- **Instruction**:
Return every line of the entries below word for word, in the same order.
[Begin Recorded information]
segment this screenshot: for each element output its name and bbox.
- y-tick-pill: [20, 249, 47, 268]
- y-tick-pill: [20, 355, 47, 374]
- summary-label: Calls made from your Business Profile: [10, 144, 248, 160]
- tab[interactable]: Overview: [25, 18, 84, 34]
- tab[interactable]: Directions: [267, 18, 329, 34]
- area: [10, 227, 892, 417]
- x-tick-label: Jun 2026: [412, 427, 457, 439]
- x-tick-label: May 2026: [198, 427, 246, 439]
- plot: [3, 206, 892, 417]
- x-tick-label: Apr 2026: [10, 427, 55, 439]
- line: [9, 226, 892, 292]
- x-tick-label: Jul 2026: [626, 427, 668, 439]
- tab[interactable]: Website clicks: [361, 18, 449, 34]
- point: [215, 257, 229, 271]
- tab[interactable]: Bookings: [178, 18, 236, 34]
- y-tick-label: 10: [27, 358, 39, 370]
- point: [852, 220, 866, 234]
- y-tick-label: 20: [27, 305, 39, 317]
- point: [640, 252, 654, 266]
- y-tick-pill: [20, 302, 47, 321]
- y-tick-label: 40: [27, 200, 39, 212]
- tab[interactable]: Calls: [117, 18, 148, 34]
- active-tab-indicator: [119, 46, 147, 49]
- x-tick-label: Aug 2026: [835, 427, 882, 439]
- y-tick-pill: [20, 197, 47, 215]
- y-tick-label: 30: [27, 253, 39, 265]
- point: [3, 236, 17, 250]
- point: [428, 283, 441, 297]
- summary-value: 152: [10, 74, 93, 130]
[End Recorded information]
- **Output**:
segment this screenshot: for each element output its name and bbox.
- y-tick-pill: [20, 249, 47, 268]
- y-tick-pill: [20, 355, 47, 374]
- summary-label: Calls made from your Business Profile: [10, 144, 248, 160]
- tab[interactable]: Overview: [25, 18, 84, 34]
- tab[interactable]: Directions: [267, 18, 329, 34]
- area: [10, 227, 892, 417]
- x-tick-label: Jun 2026: [412, 427, 457, 439]
- x-tick-label: May 2026: [198, 427, 246, 439]
- plot: [3, 206, 892, 417]
- x-tick-label: Apr 2026: [10, 427, 55, 439]
- line: [9, 226, 892, 292]
- x-tick-label: Jul 2026: [626, 427, 668, 439]
- tab[interactable]: Website clicks: [361, 18, 449, 34]
- point: [215, 257, 229, 271]
- tab[interactable]: Bookings: [178, 18, 236, 34]
- y-tick-label: 10: [27, 358, 39, 370]
- point: [852, 220, 866, 234]
- y-tick-label: 20: [27, 305, 39, 317]
- point: [640, 252, 654, 266]
- y-tick-pill: [20, 302, 47, 321]
- y-tick-label: 40: [27, 200, 39, 212]
- tab[interactable]: Calls: [117, 18, 148, 34]
- active-tab-indicator: [119, 46, 147, 49]
- x-tick-label: Aug 2026: [835, 427, 882, 439]
- y-tick-pill: [20, 197, 47, 215]
- y-tick-label: 30: [27, 253, 39, 265]
- point: [3, 236, 17, 250]
- point: [428, 283, 441, 297]
- summary-value: 152: [10, 74, 93, 130]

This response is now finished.